#### STATED EXERCISE
Quote the whole listing word for word, please.
## START LISTED RECORDS
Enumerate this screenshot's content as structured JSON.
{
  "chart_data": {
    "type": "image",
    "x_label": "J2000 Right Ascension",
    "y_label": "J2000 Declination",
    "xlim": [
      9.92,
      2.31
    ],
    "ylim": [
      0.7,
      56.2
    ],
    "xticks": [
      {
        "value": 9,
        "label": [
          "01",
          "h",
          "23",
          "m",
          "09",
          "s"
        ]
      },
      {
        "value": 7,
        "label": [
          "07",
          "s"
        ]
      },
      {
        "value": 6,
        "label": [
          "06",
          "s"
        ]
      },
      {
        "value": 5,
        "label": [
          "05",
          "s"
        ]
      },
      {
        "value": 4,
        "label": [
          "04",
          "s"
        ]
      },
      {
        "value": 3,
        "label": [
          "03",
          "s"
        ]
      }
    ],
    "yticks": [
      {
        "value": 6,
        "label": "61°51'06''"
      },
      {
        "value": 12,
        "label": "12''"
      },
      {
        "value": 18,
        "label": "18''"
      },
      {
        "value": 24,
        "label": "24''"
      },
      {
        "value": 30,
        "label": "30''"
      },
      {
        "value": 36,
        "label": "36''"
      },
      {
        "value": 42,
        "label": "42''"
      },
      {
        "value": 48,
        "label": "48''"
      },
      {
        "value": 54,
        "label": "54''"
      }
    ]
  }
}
## END LISTED RECORDS
#### RESULT OF THIS EXERCISE
Enumerate this screenshot's content as structured JSON.
{
  "chart_data": {
    "type": "image",
    "x_label": "J2000 Right Ascension",
    "y_label": "J2000 Declination",
    "xlim": [
      9.92,
      2.31
    ],
    "ylim": [
      0.7,
      56.2
    ],
    "xticks": [
      {
        "value": 9,
        "label": [
          "01",
          "h",
          "23",
          "m",
          "09",
          "s"
        ]
      },
      {
        "value": 7,
        "label": [
          "07",
          "s"
        ]
      },
      {
        "value": 6,
        "label": [
          "06",
          "s"
        ]
      },
      {
        "value": 5,
        "label": [
          "05",
          "s"
        ]
      },
      {
        "value": 4,
        "label": [
          "04",
          "s"
        ]
      },
      {
        "value": 3,
        "label": [
          "03",
          "s"
        ]
      }
    ],
    "yticks": [
      {
        "value": 6,
        "label": "61°51'06''"
      },
      {
        "value": 12,
        "label": "12''"
      },
      {
        "value": 18,
        "label": "18''"
      },
      {
        "value": 24,
        "label": "24''"
      },
      {
        "value": 30,
        "label": "30''"
      },
      {
        "value": 36,
        "label": "36''"
      },
      {
        "value": 42,
        "label": "42''"
      },
      {
        "value": 48,
        "label": "48''"
      },
      {
        "value": 54,
        "label": "54''"
      }
    ]
  }
}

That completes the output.